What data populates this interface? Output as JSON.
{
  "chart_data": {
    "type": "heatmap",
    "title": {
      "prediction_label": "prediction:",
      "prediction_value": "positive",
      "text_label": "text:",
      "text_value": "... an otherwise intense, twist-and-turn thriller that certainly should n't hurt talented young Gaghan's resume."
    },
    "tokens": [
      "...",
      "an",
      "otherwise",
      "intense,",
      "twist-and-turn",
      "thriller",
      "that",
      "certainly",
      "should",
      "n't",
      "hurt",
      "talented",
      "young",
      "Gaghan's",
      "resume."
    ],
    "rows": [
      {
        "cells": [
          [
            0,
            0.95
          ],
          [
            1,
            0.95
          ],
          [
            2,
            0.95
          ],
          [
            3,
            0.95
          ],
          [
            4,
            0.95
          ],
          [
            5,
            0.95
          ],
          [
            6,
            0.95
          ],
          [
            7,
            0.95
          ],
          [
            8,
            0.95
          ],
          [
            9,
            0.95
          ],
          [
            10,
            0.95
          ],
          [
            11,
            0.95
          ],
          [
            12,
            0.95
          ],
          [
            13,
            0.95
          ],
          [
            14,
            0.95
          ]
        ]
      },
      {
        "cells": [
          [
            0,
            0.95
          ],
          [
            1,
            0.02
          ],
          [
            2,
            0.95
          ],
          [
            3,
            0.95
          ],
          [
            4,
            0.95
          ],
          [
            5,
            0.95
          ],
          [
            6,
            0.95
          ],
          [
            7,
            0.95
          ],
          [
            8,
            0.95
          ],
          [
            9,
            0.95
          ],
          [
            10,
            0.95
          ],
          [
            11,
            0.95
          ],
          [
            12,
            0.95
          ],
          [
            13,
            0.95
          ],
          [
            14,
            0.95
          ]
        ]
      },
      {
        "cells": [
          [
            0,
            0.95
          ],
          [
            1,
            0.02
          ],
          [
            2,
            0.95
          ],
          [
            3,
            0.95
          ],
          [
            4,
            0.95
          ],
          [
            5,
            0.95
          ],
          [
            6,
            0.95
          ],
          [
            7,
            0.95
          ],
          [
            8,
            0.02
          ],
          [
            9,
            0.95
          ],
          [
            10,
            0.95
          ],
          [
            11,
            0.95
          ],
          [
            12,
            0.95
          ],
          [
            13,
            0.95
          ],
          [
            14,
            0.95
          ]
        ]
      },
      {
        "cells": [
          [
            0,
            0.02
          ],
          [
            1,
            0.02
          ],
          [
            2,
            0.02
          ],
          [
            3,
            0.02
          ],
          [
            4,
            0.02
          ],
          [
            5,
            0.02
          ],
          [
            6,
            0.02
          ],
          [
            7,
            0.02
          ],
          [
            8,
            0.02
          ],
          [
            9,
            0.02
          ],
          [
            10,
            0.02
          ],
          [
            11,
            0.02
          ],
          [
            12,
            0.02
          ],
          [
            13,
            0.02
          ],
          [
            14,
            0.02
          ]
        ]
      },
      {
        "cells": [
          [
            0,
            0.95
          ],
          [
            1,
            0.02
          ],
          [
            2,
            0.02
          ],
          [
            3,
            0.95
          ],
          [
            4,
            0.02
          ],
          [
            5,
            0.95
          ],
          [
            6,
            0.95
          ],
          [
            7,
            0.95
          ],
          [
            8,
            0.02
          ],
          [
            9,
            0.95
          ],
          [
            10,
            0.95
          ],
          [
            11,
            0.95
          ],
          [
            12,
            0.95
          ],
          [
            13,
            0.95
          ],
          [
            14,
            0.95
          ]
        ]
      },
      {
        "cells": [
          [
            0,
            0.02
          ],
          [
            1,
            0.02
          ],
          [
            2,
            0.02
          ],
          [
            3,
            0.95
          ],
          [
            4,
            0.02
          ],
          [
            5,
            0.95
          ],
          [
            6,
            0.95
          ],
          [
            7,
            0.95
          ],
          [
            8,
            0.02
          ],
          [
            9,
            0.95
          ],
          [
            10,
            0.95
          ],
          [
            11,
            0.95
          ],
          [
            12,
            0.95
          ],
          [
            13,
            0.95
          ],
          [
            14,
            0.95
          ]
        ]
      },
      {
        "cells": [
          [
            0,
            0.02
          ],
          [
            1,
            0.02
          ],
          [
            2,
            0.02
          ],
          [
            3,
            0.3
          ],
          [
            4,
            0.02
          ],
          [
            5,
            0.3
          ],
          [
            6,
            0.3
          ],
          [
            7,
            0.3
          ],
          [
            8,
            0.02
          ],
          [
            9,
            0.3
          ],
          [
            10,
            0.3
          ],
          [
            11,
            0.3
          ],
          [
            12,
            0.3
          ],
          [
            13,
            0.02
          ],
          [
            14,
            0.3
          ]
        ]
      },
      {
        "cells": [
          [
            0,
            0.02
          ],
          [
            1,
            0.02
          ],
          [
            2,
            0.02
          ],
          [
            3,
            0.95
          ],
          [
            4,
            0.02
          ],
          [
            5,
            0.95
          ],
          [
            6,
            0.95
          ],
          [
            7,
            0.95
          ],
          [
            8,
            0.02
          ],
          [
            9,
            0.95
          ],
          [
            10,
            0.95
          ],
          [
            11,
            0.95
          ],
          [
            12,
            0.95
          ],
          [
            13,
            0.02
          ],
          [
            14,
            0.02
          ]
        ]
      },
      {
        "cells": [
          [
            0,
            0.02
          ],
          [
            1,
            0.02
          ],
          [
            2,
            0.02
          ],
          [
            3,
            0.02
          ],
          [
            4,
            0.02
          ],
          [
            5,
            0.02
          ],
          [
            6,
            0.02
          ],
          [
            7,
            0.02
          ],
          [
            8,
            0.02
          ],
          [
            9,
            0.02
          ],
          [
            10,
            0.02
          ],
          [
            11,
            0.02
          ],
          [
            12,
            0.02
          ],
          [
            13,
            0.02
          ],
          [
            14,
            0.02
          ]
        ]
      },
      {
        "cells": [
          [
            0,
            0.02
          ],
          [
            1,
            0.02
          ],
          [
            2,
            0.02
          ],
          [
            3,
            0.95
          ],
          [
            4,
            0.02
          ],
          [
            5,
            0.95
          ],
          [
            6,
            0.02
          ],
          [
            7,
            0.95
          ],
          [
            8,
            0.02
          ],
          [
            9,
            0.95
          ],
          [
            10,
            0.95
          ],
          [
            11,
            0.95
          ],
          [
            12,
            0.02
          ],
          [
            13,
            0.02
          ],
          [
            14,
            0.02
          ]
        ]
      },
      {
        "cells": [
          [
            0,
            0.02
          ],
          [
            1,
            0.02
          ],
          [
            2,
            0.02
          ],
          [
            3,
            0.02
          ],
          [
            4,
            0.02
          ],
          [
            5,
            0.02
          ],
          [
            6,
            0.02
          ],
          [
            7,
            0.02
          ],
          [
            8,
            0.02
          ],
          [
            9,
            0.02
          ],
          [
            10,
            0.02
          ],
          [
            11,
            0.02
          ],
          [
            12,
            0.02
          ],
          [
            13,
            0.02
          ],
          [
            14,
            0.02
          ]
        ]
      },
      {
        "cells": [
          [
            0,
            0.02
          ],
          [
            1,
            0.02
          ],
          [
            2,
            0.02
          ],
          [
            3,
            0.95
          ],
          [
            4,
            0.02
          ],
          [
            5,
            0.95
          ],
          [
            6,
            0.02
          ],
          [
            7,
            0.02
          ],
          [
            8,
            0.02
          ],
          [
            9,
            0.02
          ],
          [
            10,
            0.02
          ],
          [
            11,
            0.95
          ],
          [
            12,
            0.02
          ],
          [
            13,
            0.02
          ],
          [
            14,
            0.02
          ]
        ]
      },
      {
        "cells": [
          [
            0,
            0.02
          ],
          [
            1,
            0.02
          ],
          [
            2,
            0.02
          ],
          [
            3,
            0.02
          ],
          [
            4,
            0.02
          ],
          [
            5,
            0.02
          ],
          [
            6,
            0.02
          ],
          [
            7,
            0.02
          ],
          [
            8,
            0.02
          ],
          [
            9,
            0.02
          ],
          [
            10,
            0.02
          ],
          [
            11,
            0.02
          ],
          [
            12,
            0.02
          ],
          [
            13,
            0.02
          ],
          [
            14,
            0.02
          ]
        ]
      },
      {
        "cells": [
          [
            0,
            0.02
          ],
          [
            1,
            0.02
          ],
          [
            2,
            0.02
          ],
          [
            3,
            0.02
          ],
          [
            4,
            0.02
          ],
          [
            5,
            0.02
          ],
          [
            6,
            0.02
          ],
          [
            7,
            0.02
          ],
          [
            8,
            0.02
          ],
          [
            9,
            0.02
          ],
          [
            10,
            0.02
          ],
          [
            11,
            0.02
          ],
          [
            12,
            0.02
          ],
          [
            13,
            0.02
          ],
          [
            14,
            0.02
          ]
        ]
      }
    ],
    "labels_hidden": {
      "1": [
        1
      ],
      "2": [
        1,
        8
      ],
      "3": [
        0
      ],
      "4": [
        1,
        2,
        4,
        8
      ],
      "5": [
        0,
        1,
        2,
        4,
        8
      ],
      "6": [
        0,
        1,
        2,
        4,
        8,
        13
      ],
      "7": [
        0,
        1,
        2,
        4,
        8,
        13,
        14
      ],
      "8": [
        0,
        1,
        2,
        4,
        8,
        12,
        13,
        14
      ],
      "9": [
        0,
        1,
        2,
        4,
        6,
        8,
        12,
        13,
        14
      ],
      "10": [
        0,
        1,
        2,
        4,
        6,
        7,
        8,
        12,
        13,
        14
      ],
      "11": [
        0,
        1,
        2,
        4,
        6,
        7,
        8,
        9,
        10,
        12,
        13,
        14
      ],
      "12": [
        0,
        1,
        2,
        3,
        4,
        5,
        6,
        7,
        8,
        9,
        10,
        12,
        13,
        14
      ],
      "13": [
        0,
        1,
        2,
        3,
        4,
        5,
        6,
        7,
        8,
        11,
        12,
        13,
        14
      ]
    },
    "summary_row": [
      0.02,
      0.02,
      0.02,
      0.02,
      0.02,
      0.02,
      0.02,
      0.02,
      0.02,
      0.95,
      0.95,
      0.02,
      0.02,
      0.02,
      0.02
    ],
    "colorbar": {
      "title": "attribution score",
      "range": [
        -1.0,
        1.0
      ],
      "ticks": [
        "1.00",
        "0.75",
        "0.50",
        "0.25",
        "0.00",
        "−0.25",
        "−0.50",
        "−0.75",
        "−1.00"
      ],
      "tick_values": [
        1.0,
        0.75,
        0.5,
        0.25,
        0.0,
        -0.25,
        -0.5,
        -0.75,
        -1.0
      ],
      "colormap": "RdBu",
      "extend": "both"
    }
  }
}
★ ★ ★ ★ ★
Looking at the material above, count the lines that hold "Gaghan" and give the total alone.

**EXERCISE ANSWER:**
2